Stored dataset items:
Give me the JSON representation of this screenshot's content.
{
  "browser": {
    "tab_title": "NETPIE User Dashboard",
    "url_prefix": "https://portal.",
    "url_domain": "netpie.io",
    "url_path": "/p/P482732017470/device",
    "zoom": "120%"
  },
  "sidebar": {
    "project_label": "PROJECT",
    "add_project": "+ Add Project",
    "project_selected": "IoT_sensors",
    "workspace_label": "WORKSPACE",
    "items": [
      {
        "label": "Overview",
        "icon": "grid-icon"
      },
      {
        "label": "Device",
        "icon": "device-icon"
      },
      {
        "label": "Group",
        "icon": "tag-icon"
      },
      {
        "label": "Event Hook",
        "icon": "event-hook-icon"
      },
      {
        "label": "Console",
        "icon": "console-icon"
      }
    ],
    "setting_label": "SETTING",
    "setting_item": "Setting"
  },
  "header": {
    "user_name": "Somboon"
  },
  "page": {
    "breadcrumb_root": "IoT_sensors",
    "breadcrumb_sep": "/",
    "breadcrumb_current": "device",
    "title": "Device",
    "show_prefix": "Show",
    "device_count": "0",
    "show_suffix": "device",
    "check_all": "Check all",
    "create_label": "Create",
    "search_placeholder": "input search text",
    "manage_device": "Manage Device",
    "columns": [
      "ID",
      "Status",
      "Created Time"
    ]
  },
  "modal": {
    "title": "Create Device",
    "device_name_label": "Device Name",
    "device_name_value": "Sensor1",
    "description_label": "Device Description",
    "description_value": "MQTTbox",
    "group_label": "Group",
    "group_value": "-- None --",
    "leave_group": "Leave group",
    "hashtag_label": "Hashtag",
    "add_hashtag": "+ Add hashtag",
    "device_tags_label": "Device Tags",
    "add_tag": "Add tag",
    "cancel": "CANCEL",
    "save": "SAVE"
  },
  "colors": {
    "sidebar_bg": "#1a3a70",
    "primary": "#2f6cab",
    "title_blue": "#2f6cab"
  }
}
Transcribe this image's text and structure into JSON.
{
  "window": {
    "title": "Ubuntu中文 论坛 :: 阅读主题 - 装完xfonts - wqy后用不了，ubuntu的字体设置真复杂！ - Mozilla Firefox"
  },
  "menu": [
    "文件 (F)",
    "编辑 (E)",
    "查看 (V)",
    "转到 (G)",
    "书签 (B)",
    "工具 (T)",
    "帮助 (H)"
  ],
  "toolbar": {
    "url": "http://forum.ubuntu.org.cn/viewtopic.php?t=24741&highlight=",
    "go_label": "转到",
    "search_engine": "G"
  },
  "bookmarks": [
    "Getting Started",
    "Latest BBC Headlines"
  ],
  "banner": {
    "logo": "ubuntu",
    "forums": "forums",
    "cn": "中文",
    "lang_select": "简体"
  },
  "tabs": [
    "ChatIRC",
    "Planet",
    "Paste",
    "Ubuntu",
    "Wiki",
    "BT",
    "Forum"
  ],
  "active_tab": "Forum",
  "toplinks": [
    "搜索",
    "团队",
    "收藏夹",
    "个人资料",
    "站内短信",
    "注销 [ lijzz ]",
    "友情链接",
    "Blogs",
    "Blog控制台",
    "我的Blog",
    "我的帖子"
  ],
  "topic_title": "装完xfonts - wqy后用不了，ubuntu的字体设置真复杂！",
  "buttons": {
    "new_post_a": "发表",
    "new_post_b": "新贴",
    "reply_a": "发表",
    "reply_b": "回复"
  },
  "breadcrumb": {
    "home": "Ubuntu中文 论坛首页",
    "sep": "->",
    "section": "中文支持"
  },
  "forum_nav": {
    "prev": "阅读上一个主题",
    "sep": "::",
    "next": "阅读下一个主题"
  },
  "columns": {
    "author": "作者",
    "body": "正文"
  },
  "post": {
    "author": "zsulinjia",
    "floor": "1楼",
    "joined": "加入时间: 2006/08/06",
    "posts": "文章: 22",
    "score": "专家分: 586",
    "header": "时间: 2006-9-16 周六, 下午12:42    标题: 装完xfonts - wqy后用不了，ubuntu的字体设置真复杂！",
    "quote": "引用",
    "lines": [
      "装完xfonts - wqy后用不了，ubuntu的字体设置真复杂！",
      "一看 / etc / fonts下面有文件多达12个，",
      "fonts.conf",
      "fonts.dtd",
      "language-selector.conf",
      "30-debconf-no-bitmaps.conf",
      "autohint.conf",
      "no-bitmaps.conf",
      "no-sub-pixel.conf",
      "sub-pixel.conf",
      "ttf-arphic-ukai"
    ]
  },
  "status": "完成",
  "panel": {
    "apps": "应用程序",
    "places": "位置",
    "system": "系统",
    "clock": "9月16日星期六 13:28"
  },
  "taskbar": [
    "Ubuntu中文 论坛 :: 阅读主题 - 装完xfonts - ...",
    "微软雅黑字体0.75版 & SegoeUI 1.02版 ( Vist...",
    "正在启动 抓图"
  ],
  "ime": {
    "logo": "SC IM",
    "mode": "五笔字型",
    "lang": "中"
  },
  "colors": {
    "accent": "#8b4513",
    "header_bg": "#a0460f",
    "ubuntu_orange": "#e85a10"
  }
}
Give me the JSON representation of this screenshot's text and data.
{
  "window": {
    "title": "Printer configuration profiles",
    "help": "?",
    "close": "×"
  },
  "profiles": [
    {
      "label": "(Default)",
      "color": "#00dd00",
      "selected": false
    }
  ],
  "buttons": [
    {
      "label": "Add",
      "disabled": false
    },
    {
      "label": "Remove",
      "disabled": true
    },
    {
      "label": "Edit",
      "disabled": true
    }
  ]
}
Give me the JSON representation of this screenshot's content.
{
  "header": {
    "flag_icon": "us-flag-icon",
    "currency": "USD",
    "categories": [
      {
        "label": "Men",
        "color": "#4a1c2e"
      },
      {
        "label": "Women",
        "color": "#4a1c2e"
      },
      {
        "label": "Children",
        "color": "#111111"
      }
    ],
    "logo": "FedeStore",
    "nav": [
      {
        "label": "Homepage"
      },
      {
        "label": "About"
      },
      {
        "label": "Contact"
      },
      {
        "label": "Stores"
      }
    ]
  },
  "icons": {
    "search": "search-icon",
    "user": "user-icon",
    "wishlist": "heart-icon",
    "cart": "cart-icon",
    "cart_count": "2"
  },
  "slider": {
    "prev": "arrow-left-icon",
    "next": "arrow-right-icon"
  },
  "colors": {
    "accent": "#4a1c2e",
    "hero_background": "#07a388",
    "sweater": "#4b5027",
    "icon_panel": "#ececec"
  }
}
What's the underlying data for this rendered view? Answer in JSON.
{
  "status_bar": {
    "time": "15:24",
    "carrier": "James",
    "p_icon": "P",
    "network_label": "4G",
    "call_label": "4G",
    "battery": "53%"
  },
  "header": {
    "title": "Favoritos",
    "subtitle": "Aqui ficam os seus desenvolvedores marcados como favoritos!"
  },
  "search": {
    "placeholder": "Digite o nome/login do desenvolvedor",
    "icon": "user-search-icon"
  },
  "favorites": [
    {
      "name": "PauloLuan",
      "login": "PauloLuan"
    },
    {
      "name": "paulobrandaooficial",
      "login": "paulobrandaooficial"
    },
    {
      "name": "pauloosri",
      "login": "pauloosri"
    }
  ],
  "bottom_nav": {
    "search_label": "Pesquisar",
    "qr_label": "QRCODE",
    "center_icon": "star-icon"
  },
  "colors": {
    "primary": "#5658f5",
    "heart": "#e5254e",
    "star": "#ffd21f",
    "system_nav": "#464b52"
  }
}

Required task:
Copy all the records above exactly, missing none.

Solution to this problem:
Give me the JSON representation of this screenshot's content.
{
  "browser": {
    "tab_title": "NETPIE User Dashboard",
    "url_prefix": "https://portal.",
    "url_domain": "netpie.io",
    "url_path": "/p/P482732017470/device",
    "zoom": "120%"
  },
  "sidebar": {
    "project_label": "PROJECT",
    "add_project": "+ Add Project",
    "project_selected": "IoT_sensors",
    "workspace_label": "WORKSPACE",
    "items": [
      {
        "label": "Overview",
        "icon": "grid-icon"
      },
      {
        "label": "Device",
        "icon": "device-icon"
      },
      {
        "label": "Group",
        "icon": "tag-icon"
      },
      {
        "label": "Event Hook",
        "icon": "event-hook-icon"
      },
      {
        "label": "Console",
        "icon": "console-icon"
      }
    ],
    "setting_label": "SETTING",
    "setting_item": "Setting"
  },
  "header": {
    "user_name": "Somboon"
  },
  "page": {
    "breadcrumb_root": "IoT_sensors",
    "breadcrumb_sep": "/",
    "breadcrumb_current": "device",
    "title": "Device",
    "show_prefix": "Show",
    "device_count": "0",
    "show_suffix": "device",
    "check_all": "Check all",
    "create_label": "Create",
    "search_placeholder": "input search text",
    "manage_device": "Manage Device",
    "columns": [
      "ID",
      "Status",
      "Created Time"
    ]
  },
  "modal": {
    "title": "Create Device",
    "device_name_label": "Device Name",
    "device_name_value": "Sensor1",
    "description_label": "Device Description",
    "description_value": "MQTTbox",
    "group_label": "Group",
    "group_value": "-- None --",
    "leave_group": "Leave group",
    "hashtag_label": "Hashtag",
    "add_hashtag": "+ Add hashtag",
    "device_tags_label": "Device Tags",
    "add_tag": "Add tag",
    "cancel": "CANCEL",
    "save": "SAVE"
  },
  "colors": {
    "sidebar_bg": "#1a3a70",
    "primary": "#2f6cab",
    "title_blue": "#2f6cab"
  }
}
Transcribe this image's text and structure into JSON.
{
  "window": {
    "title": "Ubuntu中文 论坛 :: 阅读主题 - 装完xfonts - wqy后用不了，ubuntu的字体设置真复杂！ - Mozilla Firefox"
  },
  "menu": [
    "文件 (F)",
    "编辑 (E)",
    "查看 (V)",
    "转到 (G)",
    "书签 (B)",
    "工具 (T)",
    "帮助 (H)"
  ],
  "toolbar": {
    "url": "http://forum.ubuntu.org.cn/viewtopic.php?t=24741&highlight=",
    "go_label": "转到",
    "search_engine": "G"
  },
  "bookmarks": [
    "Getting Started",
    "Latest BBC Headlines"
  ],
  "banner": {
    "logo": "ubuntu",
    "forums": "forums",
    "cn": "中文",
    "lang_select": "简体"
  },
  "tabs": [
    "ChatIRC",
    "Planet",
    "Paste",
    "Ubuntu",
    "Wiki",
    "BT",
    "Forum"
  ],
  "active_tab": "Forum",
  "toplinks": [
    "搜索",
    "团队",
    "收藏夹",
    "个人资料",
    "站内短信",
    "注销 [ lijzz ]",
    "友情链接",
    "Blogs",
    "Blog控制台",
    "我的Blog",
    "我的帖子"
  ],
  "topic_title": "装完xfonts - wqy后用不了，ubuntu的字体设置真复杂！",
  "buttons": {
    "new_post_a": "发表",
    "new_post_b": "新贴",
    "reply_a": "发表",
    "reply_b": "回复"
  },
  "breadcrumb": {
    "home": "Ubuntu中文 论坛首页",
    "sep": "->",
    "section": "中文支持"
  },
  "forum_nav": {
    "prev": "阅读上一个主题",
    "sep": "::",
    "next": "阅读下一个主题"
  },
  "columns": {
    "author": "作者",
    "body": "正文"
  },
  "post": {
    "author": "zsulinjia",
    "floor": "1楼",
    "joined": "加入时间: 2006/08/06",
    "posts": "文章: 22",
    "score": "专家分: 586",
    "header": "时间: 2006-9-16 周六, 下午12:42    标题: 装完xfonts - wqy后用不了，ubuntu的字体设置真复杂！",
    "quote": "引用",
    "lines": [
      "装完xfonts - wqy后用不了，ubuntu的字体设置真复杂！",
      "一看 / etc / fonts下面有文件多达12个，",
      "fonts.conf",
      "fonts.dtd",
      "language-selector.conf",
      "30-debconf-no-bitmaps.conf",
      "autohint.conf",
      "no-bitmaps.conf",
      "no-sub-pixel.conf",
      "sub-pixel.conf",
      "ttf-arphic-ukai"
    ]
  },
  "status": "完成",
  "panel": {
    "apps": "应用程序",
    "places": "位置",
    "system": "系统",
    "clock": "9月16日星期六 13:28"
  },
  "taskbar": [
    "Ubuntu中文 论坛 :: 阅读主题 - 装完xfonts - ...",
    "微软雅黑字体0.75版 & SegoeUI 1.02版 ( Vist...",
    "正在启动 抓图"
  ],
  "ime": {
    "logo": "SC IM",
    "mode": "五笔字型",
    "lang": "中"
  },
  "colors": {
    "accent": "#8b4513",
    "header_bg": "#a0460f",
    "ubuntu_orange": "#e85a10"
  }
}
Give me the JSON representation of this screenshot's text and data.
{
  "window": {
    "title": "Printer configuration profiles",
    "help": "?",
    "close": "×"
  },
  "profiles": [
    {
      "label": "(Default)",
      "color": "#00dd00",
      "selected": false
    }
  ],
  "buttons": [
    {
      "label": "Add",
      "disabled": false
    },
    {
      "label": "Remove",
      "disabled": true
    },
    {
      "label": "Edit",
      "disabled": true
    }
  ]
}
Give me the JSON representation of this screenshot's content.
{
  "header": {
    "flag_icon": "us-flag-icon",
    "currency": "USD",
    "categories": [
      {
        "label": "Men",
        "color": "#4a1c2e"
      },
      {
        "label": "Women",
        "color": "#4a1c2e"
      },
      {
        "label": "Children",
        "color": "#111111"
      }
    ],
    "logo": "FedeStore",
    "nav": [
      {
        "label": "Homepage"
      },
      {
        "label": "About"
      },
      {
        "label": "Contact"
      },
      {
        "label": "Stores"
      }
    ]
  },
  "icons": {
    "search": "search-icon",
    "user": "user-icon",
    "wishlist": "heart-icon",
    "cart": "cart-icon",
    "cart_count": "2"
  },
  "slider": {
    "prev": "arrow-left-icon",
    "next": "arrow-right-icon"
  },
  "colors": {
    "accent": "#4a1c2e",
    "hero_background": "#07a388",
    "sweater": "#4b5027",
    "icon_panel": "#ececec"
  }
}
What's the underlying data for this rendered view? Answer in JSON.
{
  "status_bar": {
    "time": "15:24",
    "carrier": "James",
    "p_icon": "P",
    "network_label": "4G",
    "call_label": "4G",
    "battery": "53%"
  },
  "header": {
    "title": "Favoritos",
    "subtitle": "Aqui ficam os seus desenvolvedores marcados como favoritos!"
  },
  "search": {
    "placeholder": "Digite o nome/login do desenvolvedor",
    "icon": "user-search-icon"
  },
  "favorites": [
    {
      "name": "PauloLuan",
      "login": "PauloLuan"
    },
    {
      "name": "paulobrandaooficial",
      "login": "paulobrandaooficial"
    },
    {
      "name": "pauloosri",
      "login": "pauloosri"
    }
  ],
  "bottom_nav": {
    "search_label": "Pesquisar",
    "qr_label": "QRCODE",
    "center_icon": "star-icon"
  },
  "colors": {
    "primary": "#5658f5",
    "heart": "#e5254e",
    "star": "#ffd21f",
    "system_nav": "#464b52"
  }
}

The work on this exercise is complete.